THE PROBLEM:
Look through the data below and say how many of its lines contain "Fast", adding nothing else.

SOURCE MATERIAL:
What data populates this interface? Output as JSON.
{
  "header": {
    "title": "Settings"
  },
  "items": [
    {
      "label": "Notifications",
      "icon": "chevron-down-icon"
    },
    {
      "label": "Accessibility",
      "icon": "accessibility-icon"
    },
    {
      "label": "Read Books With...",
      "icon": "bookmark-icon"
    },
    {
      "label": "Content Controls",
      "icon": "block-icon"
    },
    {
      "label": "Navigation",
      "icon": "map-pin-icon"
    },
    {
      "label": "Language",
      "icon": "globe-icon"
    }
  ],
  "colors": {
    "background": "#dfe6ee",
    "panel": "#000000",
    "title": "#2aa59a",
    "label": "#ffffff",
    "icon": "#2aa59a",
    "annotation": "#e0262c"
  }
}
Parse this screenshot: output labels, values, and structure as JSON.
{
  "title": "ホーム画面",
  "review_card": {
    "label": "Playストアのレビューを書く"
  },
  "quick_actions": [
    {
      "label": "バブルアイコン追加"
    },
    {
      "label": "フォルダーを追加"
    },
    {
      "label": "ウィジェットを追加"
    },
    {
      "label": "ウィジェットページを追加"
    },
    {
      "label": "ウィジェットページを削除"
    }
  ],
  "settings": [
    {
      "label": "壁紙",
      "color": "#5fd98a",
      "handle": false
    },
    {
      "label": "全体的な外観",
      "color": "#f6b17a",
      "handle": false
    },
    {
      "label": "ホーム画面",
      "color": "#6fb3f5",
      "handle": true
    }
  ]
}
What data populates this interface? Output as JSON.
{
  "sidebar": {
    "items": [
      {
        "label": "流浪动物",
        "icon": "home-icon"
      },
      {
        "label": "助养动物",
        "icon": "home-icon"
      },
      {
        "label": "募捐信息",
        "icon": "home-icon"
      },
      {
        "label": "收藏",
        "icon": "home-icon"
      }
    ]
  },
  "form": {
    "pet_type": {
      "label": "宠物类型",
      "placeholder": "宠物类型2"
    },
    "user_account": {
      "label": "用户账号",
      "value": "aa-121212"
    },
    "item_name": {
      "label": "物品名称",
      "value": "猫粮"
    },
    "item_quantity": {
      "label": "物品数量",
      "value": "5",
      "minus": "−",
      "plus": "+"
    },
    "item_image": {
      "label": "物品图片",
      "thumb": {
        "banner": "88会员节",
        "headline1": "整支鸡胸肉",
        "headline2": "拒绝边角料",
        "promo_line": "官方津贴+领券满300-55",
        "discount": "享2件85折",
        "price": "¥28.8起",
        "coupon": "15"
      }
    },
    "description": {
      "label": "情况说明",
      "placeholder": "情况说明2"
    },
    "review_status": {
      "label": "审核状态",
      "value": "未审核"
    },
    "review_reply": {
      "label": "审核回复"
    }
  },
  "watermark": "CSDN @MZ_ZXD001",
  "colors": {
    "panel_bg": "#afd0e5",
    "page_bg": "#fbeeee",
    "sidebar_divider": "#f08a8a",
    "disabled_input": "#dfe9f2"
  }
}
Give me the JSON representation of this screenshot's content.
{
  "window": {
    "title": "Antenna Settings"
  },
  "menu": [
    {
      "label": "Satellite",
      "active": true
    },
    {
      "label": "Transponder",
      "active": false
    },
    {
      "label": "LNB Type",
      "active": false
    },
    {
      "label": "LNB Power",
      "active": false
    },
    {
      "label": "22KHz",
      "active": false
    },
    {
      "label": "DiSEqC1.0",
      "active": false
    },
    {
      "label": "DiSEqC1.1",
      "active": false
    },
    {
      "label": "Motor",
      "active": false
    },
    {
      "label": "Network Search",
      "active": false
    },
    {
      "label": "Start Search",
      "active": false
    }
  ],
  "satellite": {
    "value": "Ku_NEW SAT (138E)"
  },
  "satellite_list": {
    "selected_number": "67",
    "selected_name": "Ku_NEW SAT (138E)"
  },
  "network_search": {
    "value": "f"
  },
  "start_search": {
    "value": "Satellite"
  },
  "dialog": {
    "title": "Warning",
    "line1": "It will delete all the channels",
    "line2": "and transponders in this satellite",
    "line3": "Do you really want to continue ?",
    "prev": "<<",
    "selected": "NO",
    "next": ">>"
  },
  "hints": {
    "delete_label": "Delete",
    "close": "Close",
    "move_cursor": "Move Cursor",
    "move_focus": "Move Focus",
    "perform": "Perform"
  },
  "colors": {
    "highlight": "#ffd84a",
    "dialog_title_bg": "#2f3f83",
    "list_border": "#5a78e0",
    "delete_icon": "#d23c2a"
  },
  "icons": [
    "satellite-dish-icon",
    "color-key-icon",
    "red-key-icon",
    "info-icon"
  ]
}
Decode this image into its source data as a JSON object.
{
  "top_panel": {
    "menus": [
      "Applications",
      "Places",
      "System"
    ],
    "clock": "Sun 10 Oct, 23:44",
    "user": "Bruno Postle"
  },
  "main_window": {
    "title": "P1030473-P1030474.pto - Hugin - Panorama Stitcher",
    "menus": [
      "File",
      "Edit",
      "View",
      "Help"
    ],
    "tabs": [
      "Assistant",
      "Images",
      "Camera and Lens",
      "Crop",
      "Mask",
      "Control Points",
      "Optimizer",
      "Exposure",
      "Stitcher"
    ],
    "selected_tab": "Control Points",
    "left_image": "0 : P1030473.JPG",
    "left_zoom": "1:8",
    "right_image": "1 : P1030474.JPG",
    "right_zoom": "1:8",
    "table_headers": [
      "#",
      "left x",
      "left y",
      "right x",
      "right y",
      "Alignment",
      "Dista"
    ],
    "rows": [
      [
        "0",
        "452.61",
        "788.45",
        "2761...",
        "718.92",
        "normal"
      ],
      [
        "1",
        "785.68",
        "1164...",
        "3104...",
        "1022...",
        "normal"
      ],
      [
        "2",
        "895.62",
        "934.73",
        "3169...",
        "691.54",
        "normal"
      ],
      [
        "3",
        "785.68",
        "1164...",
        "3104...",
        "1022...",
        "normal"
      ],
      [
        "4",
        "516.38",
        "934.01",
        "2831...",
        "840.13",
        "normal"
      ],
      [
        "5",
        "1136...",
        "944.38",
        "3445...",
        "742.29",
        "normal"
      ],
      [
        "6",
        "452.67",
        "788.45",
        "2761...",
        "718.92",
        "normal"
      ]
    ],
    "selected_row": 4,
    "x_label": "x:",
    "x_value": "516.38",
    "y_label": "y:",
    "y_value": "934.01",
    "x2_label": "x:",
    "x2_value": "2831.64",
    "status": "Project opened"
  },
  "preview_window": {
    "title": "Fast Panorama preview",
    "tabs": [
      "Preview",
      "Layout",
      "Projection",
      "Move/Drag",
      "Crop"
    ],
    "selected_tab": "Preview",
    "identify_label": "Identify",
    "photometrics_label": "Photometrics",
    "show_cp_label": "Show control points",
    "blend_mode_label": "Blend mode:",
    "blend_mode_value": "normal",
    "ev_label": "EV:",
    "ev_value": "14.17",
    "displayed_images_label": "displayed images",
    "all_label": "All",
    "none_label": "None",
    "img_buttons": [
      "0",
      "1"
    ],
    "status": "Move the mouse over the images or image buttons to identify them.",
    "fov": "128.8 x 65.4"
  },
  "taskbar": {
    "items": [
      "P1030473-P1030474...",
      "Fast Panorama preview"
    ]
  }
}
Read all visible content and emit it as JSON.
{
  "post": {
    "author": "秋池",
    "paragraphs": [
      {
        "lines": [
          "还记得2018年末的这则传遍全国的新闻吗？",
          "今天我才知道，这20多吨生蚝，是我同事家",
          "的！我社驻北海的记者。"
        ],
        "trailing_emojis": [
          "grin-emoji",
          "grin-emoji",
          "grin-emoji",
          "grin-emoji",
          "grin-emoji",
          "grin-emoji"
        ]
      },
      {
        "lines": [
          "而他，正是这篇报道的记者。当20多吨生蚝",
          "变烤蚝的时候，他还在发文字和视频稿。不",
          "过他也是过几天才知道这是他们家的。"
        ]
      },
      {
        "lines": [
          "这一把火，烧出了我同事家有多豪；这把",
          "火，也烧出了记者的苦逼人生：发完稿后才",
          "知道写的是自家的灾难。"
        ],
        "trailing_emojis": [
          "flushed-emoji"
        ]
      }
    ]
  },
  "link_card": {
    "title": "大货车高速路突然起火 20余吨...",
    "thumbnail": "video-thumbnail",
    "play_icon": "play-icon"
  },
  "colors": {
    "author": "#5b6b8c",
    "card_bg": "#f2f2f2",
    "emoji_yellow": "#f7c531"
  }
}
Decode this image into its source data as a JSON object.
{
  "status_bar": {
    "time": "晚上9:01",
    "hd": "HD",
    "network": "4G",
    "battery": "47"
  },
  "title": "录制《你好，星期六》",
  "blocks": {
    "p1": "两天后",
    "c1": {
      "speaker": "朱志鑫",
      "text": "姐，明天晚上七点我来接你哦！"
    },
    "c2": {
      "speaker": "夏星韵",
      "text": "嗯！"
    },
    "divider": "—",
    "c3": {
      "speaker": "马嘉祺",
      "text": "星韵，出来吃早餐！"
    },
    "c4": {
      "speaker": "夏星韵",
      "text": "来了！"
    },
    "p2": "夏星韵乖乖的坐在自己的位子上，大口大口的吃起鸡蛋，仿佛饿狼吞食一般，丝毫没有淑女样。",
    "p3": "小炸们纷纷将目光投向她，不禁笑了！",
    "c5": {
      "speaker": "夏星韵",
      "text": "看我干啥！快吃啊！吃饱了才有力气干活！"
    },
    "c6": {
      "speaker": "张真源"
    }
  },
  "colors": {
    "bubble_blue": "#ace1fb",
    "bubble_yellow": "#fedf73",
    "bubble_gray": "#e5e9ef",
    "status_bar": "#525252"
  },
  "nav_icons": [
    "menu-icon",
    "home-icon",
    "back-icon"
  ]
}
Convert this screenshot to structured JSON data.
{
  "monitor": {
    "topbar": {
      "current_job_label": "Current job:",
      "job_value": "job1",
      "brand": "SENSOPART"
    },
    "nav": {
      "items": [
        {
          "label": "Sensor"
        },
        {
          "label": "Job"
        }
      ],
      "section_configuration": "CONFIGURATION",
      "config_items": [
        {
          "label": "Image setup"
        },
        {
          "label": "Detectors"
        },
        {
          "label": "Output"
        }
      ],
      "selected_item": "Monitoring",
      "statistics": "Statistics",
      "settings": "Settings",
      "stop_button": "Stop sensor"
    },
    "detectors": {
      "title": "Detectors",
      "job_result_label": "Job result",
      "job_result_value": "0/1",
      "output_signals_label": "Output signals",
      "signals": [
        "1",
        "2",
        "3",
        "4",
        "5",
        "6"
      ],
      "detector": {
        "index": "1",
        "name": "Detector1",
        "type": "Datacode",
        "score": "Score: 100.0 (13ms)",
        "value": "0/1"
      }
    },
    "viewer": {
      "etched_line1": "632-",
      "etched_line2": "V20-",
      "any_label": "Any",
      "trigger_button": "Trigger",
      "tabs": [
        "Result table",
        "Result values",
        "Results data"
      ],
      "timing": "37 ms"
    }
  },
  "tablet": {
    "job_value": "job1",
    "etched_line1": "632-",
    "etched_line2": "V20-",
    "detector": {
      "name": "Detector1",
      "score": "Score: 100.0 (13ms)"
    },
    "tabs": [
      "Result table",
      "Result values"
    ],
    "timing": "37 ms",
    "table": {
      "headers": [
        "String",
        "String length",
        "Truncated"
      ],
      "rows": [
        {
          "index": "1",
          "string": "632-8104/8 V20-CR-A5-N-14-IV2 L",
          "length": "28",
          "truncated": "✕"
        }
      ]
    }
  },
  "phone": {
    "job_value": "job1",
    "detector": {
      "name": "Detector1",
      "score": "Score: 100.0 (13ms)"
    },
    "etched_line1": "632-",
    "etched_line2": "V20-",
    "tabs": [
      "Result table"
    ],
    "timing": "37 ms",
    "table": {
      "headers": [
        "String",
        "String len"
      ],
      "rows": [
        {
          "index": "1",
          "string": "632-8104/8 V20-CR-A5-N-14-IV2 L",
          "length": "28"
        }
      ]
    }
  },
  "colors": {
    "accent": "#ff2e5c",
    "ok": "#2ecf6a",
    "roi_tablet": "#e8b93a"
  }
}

THE COMPLETED TASK:
2